Records from a collection
------------------------------------
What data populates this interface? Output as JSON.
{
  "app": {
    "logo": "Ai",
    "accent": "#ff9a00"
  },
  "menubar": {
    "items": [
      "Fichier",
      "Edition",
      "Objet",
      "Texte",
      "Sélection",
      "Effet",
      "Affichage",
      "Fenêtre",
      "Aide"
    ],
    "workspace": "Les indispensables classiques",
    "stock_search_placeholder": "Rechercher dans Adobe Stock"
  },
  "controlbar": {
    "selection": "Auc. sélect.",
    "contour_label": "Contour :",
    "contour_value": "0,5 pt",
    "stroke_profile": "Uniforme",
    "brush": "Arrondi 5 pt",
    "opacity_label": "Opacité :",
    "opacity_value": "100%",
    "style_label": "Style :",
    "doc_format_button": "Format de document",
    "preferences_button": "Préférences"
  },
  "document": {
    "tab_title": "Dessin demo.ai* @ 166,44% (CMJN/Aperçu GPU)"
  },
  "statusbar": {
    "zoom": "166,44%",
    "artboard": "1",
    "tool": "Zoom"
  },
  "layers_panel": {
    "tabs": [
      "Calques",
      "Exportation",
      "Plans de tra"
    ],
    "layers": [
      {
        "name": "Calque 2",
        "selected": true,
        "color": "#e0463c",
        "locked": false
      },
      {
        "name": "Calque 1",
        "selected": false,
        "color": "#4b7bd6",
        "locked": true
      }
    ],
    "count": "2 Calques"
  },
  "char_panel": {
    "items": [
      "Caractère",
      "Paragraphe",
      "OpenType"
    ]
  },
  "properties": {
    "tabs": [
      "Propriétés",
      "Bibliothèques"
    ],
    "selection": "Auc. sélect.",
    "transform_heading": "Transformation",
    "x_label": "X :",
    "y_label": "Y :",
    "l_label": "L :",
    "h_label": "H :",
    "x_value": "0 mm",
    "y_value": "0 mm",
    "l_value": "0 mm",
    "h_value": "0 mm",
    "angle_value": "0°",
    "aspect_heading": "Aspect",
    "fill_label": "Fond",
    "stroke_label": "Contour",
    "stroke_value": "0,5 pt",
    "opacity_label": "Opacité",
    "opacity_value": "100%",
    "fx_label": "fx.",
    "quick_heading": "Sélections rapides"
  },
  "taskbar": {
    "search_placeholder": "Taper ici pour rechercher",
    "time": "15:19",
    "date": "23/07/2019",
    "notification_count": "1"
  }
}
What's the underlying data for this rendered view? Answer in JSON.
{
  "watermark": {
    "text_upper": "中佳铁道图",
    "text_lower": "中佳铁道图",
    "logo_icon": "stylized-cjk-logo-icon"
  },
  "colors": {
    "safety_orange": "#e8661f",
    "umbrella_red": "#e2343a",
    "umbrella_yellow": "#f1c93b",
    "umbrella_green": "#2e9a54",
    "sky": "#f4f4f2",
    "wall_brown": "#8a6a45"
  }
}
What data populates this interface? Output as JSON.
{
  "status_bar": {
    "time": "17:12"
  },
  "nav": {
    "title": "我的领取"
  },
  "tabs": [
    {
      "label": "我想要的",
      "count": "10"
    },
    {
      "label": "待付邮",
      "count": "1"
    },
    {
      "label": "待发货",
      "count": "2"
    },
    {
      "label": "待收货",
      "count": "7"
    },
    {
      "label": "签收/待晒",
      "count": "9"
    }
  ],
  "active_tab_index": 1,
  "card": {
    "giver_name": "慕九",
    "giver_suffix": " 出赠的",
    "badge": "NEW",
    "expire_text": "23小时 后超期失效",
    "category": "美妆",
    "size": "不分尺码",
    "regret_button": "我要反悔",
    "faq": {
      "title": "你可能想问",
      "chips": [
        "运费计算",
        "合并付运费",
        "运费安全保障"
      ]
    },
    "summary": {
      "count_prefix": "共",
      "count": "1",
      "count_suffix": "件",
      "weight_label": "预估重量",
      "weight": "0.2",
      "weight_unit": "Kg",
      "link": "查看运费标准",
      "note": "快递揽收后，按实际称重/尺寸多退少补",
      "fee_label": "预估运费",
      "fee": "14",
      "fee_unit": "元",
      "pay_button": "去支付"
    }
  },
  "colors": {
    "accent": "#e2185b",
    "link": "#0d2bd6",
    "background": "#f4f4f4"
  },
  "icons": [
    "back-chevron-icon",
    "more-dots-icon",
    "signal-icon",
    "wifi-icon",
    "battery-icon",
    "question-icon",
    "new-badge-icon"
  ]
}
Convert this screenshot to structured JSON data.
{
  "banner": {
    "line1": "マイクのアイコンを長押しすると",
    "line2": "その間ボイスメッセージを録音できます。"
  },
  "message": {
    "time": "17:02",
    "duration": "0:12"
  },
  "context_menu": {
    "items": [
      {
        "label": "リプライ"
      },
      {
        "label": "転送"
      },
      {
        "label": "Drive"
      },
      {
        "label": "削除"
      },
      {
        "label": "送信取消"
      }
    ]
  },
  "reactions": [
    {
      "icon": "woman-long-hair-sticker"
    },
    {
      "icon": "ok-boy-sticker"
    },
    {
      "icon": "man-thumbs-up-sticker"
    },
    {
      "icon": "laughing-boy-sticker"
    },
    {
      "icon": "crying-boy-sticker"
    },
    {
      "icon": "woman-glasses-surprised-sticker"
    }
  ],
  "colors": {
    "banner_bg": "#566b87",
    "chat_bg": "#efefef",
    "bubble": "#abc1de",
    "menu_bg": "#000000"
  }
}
------------------------------------
● Directions:
Quote the whole listing above, leaving nothing out.

● Solution to this problem:
What data populates this interface? Output as JSON.
{
  "app": {
    "logo": "Ai",
    "accent": "#ff9a00"
  },
  "menubar": {
    "items": [
      "Fichier",
      "Edition",
      "Objet",
      "Texte",
      "Sélection",
      "Effet",
      "Affichage",
      "Fenêtre",
      "Aide"
    ],
    "workspace": "Les indispensables classiques",
    "stock_search_placeholder": "Rechercher dans Adobe Stock"
  },
  "controlbar": {
    "selection": "Auc. sélect.",
    "contour_label": "Contour :",
    "contour_value": "0,5 pt",
    "stroke_profile": "Uniforme",
    "brush": "Arrondi 5 pt",
    "opacity_label": "Opacité :",
    "opacity_value": "100%",
    "style_label": "Style :",
    "doc_format_button": "Format de document",
    "preferences_button": "Préférences"
  },
  "document": {
    "tab_title": "Dessin demo.ai* @ 166,44% (CMJN/Aperçu GPU)"
  },
  "statusbar": {
    "zoom": "166,44%",
    "artboard": "1",
    "tool": "Zoom"
  },
  "layers_panel": {
    "tabs": [
      "Calques",
      "Exportation",
      "Plans de tra"
    ],
    "layers": [
      {
        "name": "Calque 2",
        "selected": true,
        "color": "#e0463c",
        "locked": false
      },
      {
        "name": "Calque 1",
        "selected": false,
        "color": "#4b7bd6",
        "locked": true
      }
    ],
    "count": "2 Calques"
  },
  "char_panel": {
    "items": [
      "Caractère",
      "Paragraphe",
      "OpenType"
    ]
  },
  "properties": {
    "tabs": [
      "Propriétés",
      "Bibliothèques"
    ],
    "selection": "Auc. sélect.",
    "transform_heading": "Transformation",
    "x_label": "X :",
    "y_label": "Y :",
    "l_label": "L :",
    "h_label": "H :",
    "x_value": "0 mm",
    "y_value": "0 mm",
    "l_value": "0 mm",
    "h_value": "0 mm",
    "angle_value": "0°",
    "aspect_heading": "Aspect",
    "fill_label": "Fond",
    "stroke_label": "Contour",
    "stroke_value": "0,5 pt",
    "opacity_label": "Opacité",
    "opacity_value": "100%",
    "fx_label": "fx.",
    "quick_heading": "Sélections rapides"
  },
  "taskbar": {
    "search_placeholder": "Taper ici pour rechercher",
    "time": "15:19",
    "date": "23/07/2019",
    "notification_count": "1"
  }
}
What's the underlying data for this rendered view? Answer in JSON.
{
  "watermark": {
    "text_upper": "中佳铁道图",
    "text_lower": "中佳铁道图",
    "logo_icon": "stylized-cjk-logo-icon"
  },
  "colors": {
    "safety_orange": "#e8661f",
    "umbrella_red": "#e2343a",
    "umbrella_yellow": "#f1c93b",
    "umbrella_green": "#2e9a54",
    "sky": "#f4f4f2",
    "wall_brown": "#8a6a45"
  }
}
What data populates this interface? Output as JSON.
{
  "status_bar": {
    "time": "17:12"
  },
  "nav": {
    "title": "我的领取"
  },
  "tabs": [
    {
      "label": "我想要的",
      "count": "10"
    },
    {
      "label": "待付邮",
      "count": "1"
    },
    {
      "label": "待发货",
      "count": "2"
    },
    {
      "label": "待收货",
      "count": "7"
    },
    {
      "label": "签收/待晒",
      "count": "9"
    }
  ],
  "active_tab_index": 1,
  "card": {
    "giver_name": "慕九",
    "giver_suffix": " 出赠的",
    "badge": "NEW",
    "expire_text": "23小时 后超期失效",
    "category": "美妆",
    "size": "不分尺码",
    "regret_button": "我要反悔",
    "faq": {
      "title": "你可能想问",
      "chips": [
        "运费计算",
        "合并付运费",
        "运费安全保障"
      ]
    },
    "summary": {
      "count_prefix": "共",
      "count": "1",
      "count_suffix": "件",
      "weight_label": "预估重量",
      "weight": "0.2",
      "weight_unit": "Kg",
      "link": "查看运费标准",
      "note": "快递揽收后，按实际称重/尺寸多退少补",
      "fee_label": "预估运费",
      "fee": "14",
      "fee_unit": "元",
      "pay_button": "去支付"
    }
  },
  "colors": {
    "accent": "#e2185b",
    "link": "#0d2bd6",
    "background": "#f4f4f4"
  },
  "icons": [
    "back-chevron-icon",
    "more-dots-icon",
    "signal-icon",
    "wifi-icon",
    "battery-icon",
    "question-icon",
    "new-badge-icon"
  ]
}
Convert this screenshot to structured JSON data.
{
  "banner": {
    "line1": "マイクのアイコンを長押しすると",
    "line2": "その間ボイスメッセージを録音できます。"
  },
  "message": {
    "time": "17:02",
    "duration": "0:12"
  },
  "context_menu": {
    "items": [
      {
        "label": "リプライ"
      },
      {
        "label": "転送"
      },
      {
        "label": "Drive"
      },
      {
        "label": "削除"
      },
      {
        "label": "送信取消"
      }
    ]
  },
  "reactions": [
    {
      "icon": "woman-long-hair-sticker"
    },
    {
      "icon": "ok-boy-sticker"
    },
    {
      "icon": "man-thumbs-up-sticker"
    },
    {
      "icon": "laughing-boy-sticker"
    },
    {
      "icon": "crying-boy-sticker"
    },
    {
      "icon": "woman-glasses-surprised-sticker"
    }
  ],
  "colors": {
    "banner_bg": "#566b87",
    "chat_bg": "#efefef",
    "bubble": "#abc1de",
    "menu_bg": "#000000"
  }
}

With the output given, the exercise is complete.